(Element placement data)
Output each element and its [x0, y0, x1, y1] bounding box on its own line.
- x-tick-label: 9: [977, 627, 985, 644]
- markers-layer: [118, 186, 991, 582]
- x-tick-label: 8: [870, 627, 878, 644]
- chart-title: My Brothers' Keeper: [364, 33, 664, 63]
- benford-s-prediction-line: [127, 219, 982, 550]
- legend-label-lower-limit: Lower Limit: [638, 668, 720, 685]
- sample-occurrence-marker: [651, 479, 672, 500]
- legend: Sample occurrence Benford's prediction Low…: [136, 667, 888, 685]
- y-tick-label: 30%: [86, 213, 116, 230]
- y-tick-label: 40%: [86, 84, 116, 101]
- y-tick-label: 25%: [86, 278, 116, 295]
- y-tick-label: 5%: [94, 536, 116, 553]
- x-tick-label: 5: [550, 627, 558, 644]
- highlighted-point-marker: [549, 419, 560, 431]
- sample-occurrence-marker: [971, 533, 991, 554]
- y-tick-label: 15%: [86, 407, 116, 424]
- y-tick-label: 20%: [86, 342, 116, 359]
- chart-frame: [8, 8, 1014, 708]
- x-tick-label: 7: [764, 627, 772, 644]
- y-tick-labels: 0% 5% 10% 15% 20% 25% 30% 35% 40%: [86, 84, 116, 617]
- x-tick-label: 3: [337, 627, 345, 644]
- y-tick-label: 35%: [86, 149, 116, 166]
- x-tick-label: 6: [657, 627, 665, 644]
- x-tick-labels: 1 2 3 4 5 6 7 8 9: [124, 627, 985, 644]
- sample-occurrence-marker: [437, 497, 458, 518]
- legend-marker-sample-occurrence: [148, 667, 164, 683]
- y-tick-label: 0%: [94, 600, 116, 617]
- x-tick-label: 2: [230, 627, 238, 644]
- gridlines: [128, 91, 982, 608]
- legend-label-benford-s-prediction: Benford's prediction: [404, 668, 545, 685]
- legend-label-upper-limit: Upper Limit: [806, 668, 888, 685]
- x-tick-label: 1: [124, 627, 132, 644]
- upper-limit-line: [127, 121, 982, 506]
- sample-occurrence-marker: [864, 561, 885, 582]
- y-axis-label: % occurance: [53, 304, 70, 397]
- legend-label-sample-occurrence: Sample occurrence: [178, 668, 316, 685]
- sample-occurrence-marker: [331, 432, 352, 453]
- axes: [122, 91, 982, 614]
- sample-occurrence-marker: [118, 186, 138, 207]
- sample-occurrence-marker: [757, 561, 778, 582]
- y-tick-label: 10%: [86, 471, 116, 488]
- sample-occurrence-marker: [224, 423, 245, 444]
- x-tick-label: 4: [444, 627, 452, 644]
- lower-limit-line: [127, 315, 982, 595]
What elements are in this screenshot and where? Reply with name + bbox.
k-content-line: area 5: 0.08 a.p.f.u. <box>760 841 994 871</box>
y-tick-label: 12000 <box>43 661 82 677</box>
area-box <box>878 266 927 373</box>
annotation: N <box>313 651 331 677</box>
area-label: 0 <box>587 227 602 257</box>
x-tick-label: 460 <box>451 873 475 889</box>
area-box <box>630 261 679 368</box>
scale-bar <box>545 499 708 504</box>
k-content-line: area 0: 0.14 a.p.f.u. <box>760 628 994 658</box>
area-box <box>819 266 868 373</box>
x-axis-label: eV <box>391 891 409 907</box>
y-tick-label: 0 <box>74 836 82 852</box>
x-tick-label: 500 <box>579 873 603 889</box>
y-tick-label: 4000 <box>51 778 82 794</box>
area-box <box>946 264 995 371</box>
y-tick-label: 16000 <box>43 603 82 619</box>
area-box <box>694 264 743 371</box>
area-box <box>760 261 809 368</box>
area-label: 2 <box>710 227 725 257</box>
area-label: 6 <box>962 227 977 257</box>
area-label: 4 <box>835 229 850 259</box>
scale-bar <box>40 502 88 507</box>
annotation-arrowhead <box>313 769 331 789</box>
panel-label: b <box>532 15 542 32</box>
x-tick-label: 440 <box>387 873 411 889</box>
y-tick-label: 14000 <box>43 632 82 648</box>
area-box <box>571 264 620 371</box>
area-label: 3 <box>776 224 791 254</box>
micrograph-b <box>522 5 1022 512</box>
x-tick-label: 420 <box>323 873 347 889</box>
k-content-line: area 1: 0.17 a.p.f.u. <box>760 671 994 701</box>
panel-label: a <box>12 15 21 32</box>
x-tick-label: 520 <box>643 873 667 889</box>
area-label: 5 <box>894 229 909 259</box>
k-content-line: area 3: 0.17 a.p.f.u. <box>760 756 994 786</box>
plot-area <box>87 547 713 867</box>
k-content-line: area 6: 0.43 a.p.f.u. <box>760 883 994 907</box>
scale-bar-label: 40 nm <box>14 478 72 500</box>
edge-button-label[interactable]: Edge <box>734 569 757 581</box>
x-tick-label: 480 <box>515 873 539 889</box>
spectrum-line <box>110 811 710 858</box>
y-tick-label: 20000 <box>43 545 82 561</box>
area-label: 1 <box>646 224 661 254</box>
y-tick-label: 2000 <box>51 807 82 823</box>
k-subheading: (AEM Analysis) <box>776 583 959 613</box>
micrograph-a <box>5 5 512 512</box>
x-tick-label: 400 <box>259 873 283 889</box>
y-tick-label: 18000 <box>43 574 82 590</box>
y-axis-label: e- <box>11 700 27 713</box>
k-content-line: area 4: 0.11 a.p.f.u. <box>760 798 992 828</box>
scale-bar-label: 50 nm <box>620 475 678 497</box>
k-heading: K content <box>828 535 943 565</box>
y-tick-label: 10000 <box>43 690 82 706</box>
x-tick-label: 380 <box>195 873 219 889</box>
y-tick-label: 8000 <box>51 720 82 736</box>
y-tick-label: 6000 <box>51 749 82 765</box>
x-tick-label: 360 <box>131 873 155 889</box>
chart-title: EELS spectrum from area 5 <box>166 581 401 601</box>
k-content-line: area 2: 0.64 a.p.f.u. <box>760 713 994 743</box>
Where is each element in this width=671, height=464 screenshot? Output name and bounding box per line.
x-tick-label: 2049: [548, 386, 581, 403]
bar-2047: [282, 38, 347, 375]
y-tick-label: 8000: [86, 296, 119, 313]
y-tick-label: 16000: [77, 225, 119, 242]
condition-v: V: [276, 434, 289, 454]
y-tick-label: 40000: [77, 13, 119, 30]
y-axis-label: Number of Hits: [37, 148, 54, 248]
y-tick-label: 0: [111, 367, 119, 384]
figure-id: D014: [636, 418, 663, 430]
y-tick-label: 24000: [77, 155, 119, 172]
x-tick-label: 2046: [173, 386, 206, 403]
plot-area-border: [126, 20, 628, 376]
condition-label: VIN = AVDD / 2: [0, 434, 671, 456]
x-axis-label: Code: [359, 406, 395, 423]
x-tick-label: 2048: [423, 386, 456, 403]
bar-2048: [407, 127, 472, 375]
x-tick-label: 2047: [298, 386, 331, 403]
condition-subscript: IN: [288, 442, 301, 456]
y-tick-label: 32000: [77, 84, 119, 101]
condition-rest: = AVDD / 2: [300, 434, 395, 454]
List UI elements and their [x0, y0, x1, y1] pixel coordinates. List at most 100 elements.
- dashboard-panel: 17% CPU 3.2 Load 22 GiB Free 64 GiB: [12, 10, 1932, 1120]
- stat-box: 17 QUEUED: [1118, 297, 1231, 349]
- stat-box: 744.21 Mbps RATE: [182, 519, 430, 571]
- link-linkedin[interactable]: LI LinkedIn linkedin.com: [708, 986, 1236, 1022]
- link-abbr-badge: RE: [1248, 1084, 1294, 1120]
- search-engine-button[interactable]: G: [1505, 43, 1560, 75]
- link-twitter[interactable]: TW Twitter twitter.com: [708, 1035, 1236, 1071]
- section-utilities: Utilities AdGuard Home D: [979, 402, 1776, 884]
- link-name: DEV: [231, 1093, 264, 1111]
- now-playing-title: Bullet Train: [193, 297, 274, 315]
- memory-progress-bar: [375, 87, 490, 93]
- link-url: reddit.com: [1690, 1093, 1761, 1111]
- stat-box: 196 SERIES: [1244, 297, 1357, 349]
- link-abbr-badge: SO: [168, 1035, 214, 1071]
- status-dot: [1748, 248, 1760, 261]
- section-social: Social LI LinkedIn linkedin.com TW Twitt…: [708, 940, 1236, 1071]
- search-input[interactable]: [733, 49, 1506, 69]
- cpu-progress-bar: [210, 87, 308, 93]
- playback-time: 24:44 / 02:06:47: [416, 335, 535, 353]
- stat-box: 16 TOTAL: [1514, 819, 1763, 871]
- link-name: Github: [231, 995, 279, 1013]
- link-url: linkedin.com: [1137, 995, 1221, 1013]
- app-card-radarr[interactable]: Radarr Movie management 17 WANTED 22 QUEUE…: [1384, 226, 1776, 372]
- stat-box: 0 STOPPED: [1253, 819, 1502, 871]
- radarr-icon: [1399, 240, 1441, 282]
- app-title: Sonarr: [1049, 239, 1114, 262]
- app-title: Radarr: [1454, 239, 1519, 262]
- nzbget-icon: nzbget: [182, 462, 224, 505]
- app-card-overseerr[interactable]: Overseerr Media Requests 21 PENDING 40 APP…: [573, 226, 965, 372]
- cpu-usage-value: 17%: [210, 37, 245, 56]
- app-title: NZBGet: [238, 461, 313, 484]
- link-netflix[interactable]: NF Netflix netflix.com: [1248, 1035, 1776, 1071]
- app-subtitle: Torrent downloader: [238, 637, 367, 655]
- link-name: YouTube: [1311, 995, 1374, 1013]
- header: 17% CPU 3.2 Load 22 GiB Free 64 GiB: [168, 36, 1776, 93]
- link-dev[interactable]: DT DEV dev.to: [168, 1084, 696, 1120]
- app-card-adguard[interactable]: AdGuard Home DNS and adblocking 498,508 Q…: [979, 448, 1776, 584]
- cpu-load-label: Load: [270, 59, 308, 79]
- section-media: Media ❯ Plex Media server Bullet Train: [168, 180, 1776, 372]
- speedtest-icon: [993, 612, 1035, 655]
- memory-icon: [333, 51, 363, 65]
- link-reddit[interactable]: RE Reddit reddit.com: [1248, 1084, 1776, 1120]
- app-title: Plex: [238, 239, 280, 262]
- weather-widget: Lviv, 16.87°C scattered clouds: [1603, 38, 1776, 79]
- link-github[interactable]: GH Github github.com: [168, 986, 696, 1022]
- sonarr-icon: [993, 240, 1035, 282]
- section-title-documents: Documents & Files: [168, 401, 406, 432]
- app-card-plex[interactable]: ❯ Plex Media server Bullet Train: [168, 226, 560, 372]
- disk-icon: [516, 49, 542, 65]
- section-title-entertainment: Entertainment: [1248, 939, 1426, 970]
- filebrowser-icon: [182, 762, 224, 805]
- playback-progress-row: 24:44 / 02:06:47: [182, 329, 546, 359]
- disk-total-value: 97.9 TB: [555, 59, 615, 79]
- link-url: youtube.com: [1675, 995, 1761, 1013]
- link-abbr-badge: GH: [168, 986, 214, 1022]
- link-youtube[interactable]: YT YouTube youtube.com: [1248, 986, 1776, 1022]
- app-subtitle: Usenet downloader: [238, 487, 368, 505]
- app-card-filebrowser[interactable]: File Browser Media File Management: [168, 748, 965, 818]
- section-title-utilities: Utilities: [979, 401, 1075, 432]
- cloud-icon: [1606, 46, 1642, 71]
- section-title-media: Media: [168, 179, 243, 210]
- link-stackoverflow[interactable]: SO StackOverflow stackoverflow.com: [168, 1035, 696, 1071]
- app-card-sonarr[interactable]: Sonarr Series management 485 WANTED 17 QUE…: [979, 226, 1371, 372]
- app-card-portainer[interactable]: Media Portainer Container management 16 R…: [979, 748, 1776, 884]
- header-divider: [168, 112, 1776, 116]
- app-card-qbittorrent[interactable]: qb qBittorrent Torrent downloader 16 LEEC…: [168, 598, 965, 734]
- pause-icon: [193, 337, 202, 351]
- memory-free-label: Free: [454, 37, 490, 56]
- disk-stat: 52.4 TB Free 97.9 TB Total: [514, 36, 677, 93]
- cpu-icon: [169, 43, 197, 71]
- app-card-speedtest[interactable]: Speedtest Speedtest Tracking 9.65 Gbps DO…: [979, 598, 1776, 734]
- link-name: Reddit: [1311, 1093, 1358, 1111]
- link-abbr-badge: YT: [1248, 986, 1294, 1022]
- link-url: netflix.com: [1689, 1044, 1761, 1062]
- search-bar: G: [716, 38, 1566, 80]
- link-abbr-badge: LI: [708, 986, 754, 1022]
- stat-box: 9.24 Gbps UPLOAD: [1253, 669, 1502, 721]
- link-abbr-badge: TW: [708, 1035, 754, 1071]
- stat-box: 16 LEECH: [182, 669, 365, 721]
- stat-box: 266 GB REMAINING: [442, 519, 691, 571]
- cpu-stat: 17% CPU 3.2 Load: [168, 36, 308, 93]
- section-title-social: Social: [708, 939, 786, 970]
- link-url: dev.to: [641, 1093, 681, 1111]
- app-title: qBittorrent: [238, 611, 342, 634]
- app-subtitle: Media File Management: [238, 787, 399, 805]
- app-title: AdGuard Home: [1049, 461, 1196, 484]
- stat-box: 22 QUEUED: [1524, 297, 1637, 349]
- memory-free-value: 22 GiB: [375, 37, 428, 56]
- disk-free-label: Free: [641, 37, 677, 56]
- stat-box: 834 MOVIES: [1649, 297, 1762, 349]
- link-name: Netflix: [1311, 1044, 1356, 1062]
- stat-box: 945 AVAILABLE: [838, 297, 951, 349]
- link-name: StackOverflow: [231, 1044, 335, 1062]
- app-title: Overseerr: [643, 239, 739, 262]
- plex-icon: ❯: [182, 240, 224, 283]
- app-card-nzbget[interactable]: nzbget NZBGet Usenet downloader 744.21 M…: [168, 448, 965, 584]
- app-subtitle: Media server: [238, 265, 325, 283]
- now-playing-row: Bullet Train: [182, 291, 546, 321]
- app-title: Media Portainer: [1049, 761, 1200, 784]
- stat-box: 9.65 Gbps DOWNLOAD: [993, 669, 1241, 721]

=== YOUR TASK ===
Convert the records, from the first line up to and including the line containing "- y-tick-label: 40%: [86, 84, 116, 101]", into a JSON list of strings with one string per line, leaving out blank lines.

=== REPLY TO THE TASK ===
[
  "Output each element and its [x0, y0, x1, y1] bounding box on its own line.",
  "- x-tick-label: 9: [977, 627, 985, 644]",
  "- markers-layer: [118, 186, 991, 582]",
  "- x-tick-label: 8: [870, 627, 878, 644]",
  "- chart-title: My Brothers' Keeper: [364, 33, 664, 63]",
  "- benford-s-prediction-line: [127, 219, 982, 550]",
  "- legend-label-lower-limit: Lower Limit: [638, 668, 720, 685]",
  "- sample-occurrence-marker: [651, 479, 672, 500]",
  "- legend: Sample occurrence Benford's prediction Low…: [136, 667, 888, 685]",
  "- y-tick-label: 30%: [86, 213, 116, 230]",
  "- y-tick-label: 40%: [86, 84, 116, 101]"
]